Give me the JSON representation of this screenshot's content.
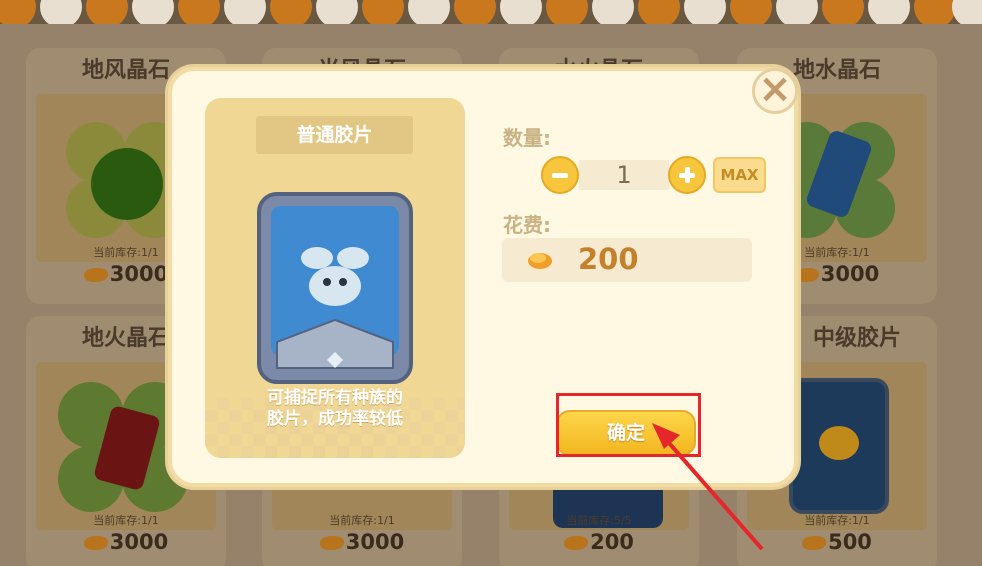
{
  "shop": {
    "cards": [
      {
        "title": "地风晶石",
        "stock": "当前库存:1/1",
        "price": "3000"
      },
      {
        "title": "光风晶石",
        "stock": "",
        "price": ""
      },
      {
        "title": "水火晶石",
        "stock": "",
        "price": ""
      },
      {
        "title": "地水晶石",
        "stock": "当前库存:1/1",
        "price": "3000"
      },
      {
        "title": "地火晶石",
        "stock": "当前库存:1/1",
        "price": "3000"
      },
      {
        "title": "",
        "stock": "当前库存:1/1",
        "price": "3000"
      },
      {
        "title": "",
        "stock": "当前库存:5/5",
        "price": "200"
      },
      {
        "title": "中级胶片",
        "stock": "当前库存:1/1",
        "price": "500"
      }
    ]
  },
  "modal": {
    "item_name": "普通胶片",
    "item_desc_line1": "可捕捉所有种族的",
    "item_desc_line2": "胶片，成功率较低",
    "qty_label": "数量:",
    "qty_value": "1",
    "max_label": "MAX",
    "cost_label": "花费:",
    "cost_value": "200",
    "confirm_label": "确定",
    "close_label": "×"
  },
  "colors": {
    "accent": "#f7c63c",
    "highlight": "#e5262a",
    "modal_bg": "#fff8e3"
  }
}
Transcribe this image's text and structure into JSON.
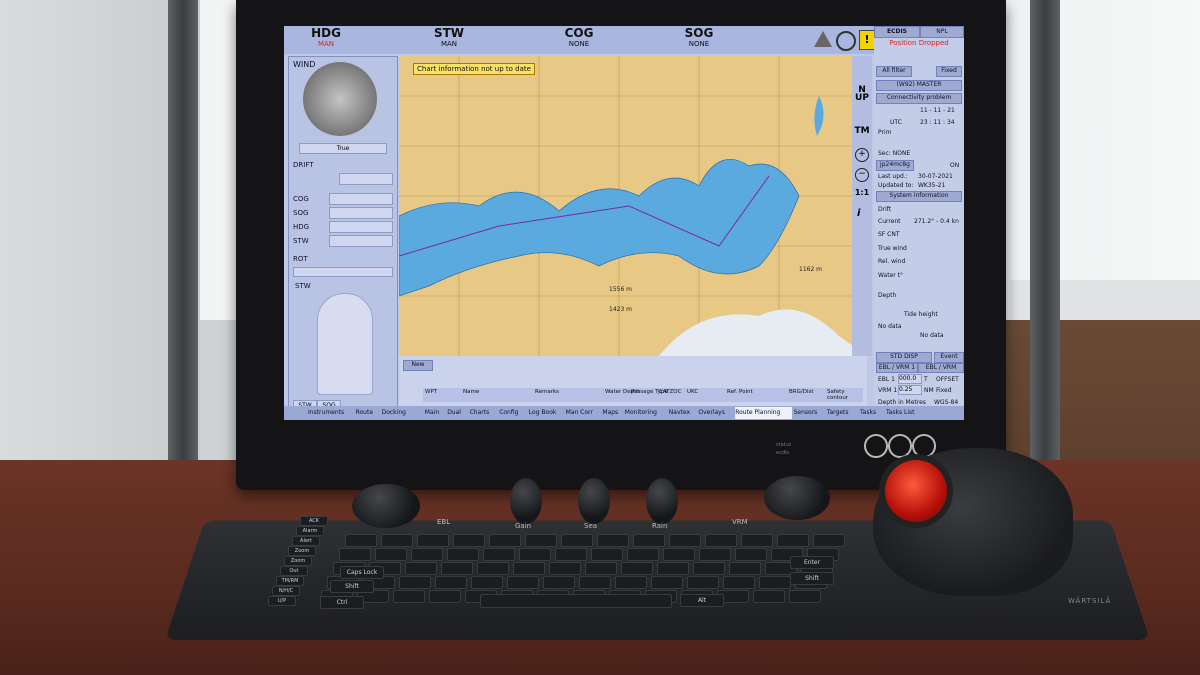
{
  "nav_header": [
    {
      "label": "HDG",
      "sub": "MAN",
      "sub_color": "#d22"
    },
    {
      "label": "STW",
      "sub": "MAN",
      "sub_color": "#111"
    },
    {
      "label": "COG",
      "sub": "NONE",
      "sub_color": "#111"
    },
    {
      "label": "SOG",
      "sub": "NONE",
      "sub_color": "#111"
    }
  ],
  "alert": {
    "chart_warning": "Chart information not up to date"
  },
  "left_panel": {
    "wind": "WIND",
    "true_btn": "True",
    "drift": "DRIFT",
    "rows": [
      "COG",
      "SOG",
      "HDG",
      "STW"
    ],
    "rot": "ROT",
    "stw": "STW",
    "bottom_btns": [
      "STW",
      "SOG"
    ]
  },
  "right_panel": {
    "tabs": [
      "ECDIS",
      "NPL"
    ],
    "position_dropped": "Position Dropped",
    "all_filter": "All filter",
    "fixed": "Fixed",
    "master": "(W92) MASTER",
    "connectivity": "Connectivity problem",
    "date": "11 - 11 - 21",
    "utc": "UTC",
    "time": "23 : 11 : 34",
    "prim": "Prim",
    "sec": "Sec: NONE",
    "chart_id": "jp24mc8g",
    "on": "ON",
    "last_upd": "Last upd.:",
    "last_upd_val": "30-07-2021",
    "updated_to": "Updated to:",
    "updated_to_val": "WK35-21",
    "system_info": "System information",
    "drift": "Drift",
    "current": "Current",
    "current_val": "271.2° - 0.4 kn",
    "sf_cnt": "SF CNT",
    "true_wind": "True wind",
    "rel_wind": "Rel. wind",
    "water_t": "Water t°",
    "depth": "Depth",
    "tide": "Tide height",
    "no_data_1": "No data",
    "no_data_2": "No data",
    "std_disp": "STD DISP",
    "event": "Event",
    "ebl_vrm_1": "EBL / VRM 1",
    "ebl_vrm_2": "EBL / VRM",
    "ebl1": "EBL 1",
    "ebl1_val": "000.0",
    "ebl1_unit": "T",
    "offset": "OFFSET",
    "vrm1": "VRM 1",
    "vrm1_val": "0.25",
    "vrm1_unit": "NM",
    "fixed2": "Fixed",
    "depth_metres": "Depth in Metres",
    "wgs": "WGS-84"
  },
  "chart": {
    "depth1": "1556 m",
    "depth2": "1423 m",
    "depth3": "1162 m"
  },
  "route_table": {
    "new_btn": "New",
    "headers": [
      "WPT",
      "Name",
      "Remarks",
      "Water Depth",
      "Passage Type",
      "CATZOC",
      "UKC",
      "Ref. Point",
      "BRG/Dist",
      "Safety contour"
    ]
  },
  "tabs": [
    "Instruments",
    "Route",
    "Docking",
    "Main",
    "Dual",
    "Charts",
    "Config",
    "Log Book",
    "Man Corr",
    "Maps",
    "Monitoring",
    "Navtex",
    "Overlays",
    "Route Planning",
    "Sensors",
    "Targets",
    "Tasks",
    "Tasks List"
  ],
  "keyboard": {
    "left_keys": [
      "ACK",
      "Alarm",
      "Alert",
      "Zoom",
      "Zoom",
      "Out",
      "TM/RM",
      "N/H/C",
      "U/P"
    ],
    "top_labels": [
      "EBL",
      "Gain",
      "Sea",
      "Rain",
      "VRM"
    ],
    "row_keys": [
      "Caps Lock",
      "Shift",
      "Ctrl",
      "Alt",
      "Enter",
      "Shift"
    ],
    "brand": "WÄRTSILÄ"
  },
  "monitor_leds": [
    "status",
    "ecdis"
  ]
}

**What to do:** Each record should be quoted exactly, with the images omitted.

**Exercise result:**
Give me the JSON representation of this screenshot's content.
{
  "shop": {
    "cards": [
      {
        "title": "地风晶石",
        "stock": "当前库存:1/1",
        "price": "3000"
      },
      {
        "title": "光风晶石",
        "stock": "",
        "price": ""
      },
      {
        "title": "水火晶石",
        "stock": "",
        "price": ""
      },
      {
        "title": "地水晶石",
        "stock": "当前库存:1/1",
        "price": "3000"
      },
      {
        "title": "地火晶石",
        "stock": "当前库存:1/1",
        "price": "3000"
      },
      {
        "title": "",
        "stock": "当前库存:1/1",
        "price": "3000"
      },
      {
        "title": "",
        "stock": "当前库存:5/5",
        "price": "200"
      },
      {
        "title": "中级胶片",
        "stock": "当前库存:1/1",
        "price": "500"
      }
    ]
  },
  "modal": {
    "item_name": "普通胶片",
    "item_desc_line1": "可捕捉所有种族的",
    "item_desc_line2": "胶片，成功率较低",
    "qty_label": "数量:",
    "qty_value": "1",
    "max_label": "MAX",
    "cost_label": "花费:",
    "cost_value": "200",
    "confirm_label": "确定",
    "close_label": "×"
  },
  "colors": {
    "accent": "#f7c63c",
    "highlight": "#e5262a",
    "modal_bg": "#fff8e3"
  }
}
Transcribe this image's text and structure into JSON.
{
  "nav_header": [
    {
      "label": "HDG",
      "sub": "MAN",
      "sub_color": "#d22"
    },
    {
      "label": "STW",
      "sub": "MAN",
      "sub_color": "#111"
    },
    {
      "label": "COG",
      "sub": "NONE",
      "sub_color": "#111"
    },
    {
      "label": "SOG",
      "sub": "NONE",
      "sub_color": "#111"
    }
  ],
  "alert": {
    "chart_warning": "Chart information not up to date"
  },
  "left_panel": {
    "wind": "WIND",
    "true_btn": "True",
    "drift": "DRIFT",
    "rows": [
      "COG",
      "SOG",
      "HDG",
      "STW"
    ],
    "rot": "ROT",
    "stw": "STW",
    "bottom_btns": [
      "STW",
      "SOG"
    ]
  },
  "right_panel": {
    "tabs": [
      "ECDIS",
      "NPL"
    ],
    "position_dropped": "Position Dropped",
    "all_filter": "All filter",
    "fixed": "Fixed",
    "master": "(W92) MASTER",
    "connectivity": "Connectivity problem",
    "date": "11 - 11 - 21",
    "utc": "UTC",
    "time": "23 : 11 : 34",
    "prim": "Prim",
    "sec": "Sec: NONE",
    "chart_id": "jp24mc8g",
    "on": "ON",
    "last_upd": "Last upd.:",
    "last_upd_val": "30-07-2021",
    "updated_to": "Updated to:",
    "updated_to_val": "WK35-21",
    "system_info": "System information",
    "drift": "Drift",
    "current": "Current",
    "current_val": "271.2° - 0.4 kn",
    "sf_cnt": "SF CNT",
    "true_wind": "True wind",
    "rel_wind": "Rel. wind",
    "water_t": "Water t°",
    "depth": "Depth",
    "tide": "Tide height",
    "no_data_1": "No data",
    "no_data_2": "No data",
    "std_disp": "STD DISP",
    "event": "Event",
    "ebl_vrm_1": "EBL / VRM 1",
    "ebl_vrm_2": "EBL / VRM",
    "ebl1": "EBL 1",
    "ebl1_val": "000.0",
    "ebl1_unit": "T",
    "offset": "OFFSET",
    "vrm1": "VRM 1",
    "vrm1_val": "0.25",
    "vrm1_unit": "NM",
    "fixed2": "Fixed",
    "depth_metres": "Depth in Metres",
    "wgs": "WGS-84"
  },
  "chart": {
    "depth1": "1556 m",
    "depth2": "1423 m",
    "depth3": "1162 m"
  },
  "route_table": {
    "new_btn": "New",
    "headers": [
      "WPT",
      "Name",
      "Remarks",
      "Water Depth",
      "Passage Type",
      "CATZOC",
      "UKC",
      "Ref. Point",
      "BRG/Dist",
      "Safety contour"
    ]
  },
  "tabs": [
    "Instruments",
    "Route",
    "Docking",
    "Main",
    "Dual",
    "Charts",
    "Config",
    "Log Book",
    "Man Corr",
    "Maps",
    "Monitoring",
    "Navtex",
    "Overlays",
    "Route Planning",
    "Sensors",
    "Targets",
    "Tasks",
    "Tasks List"
  ],
  "keyboard": {
    "left_keys": [
      "ACK",
      "Alarm",
      "Alert",
      "Zoom",
      "Zoom",
      "Out",
      "TM/RM",
      "N/H/C",
      "U/P"
    ],
    "top_labels": [
      "EBL",
      "Gain",
      "Sea",
      "Rain",
      "VRM"
    ],
    "row_keys": [
      "Caps Lock",
      "Shift",
      "Ctrl",
      "Alt",
      "Enter",
      "Shift"
    ],
    "brand": "WÄRTSILÄ"
  },
  "monitor_leds": [
    "status",
    "ecdis"
  ]
}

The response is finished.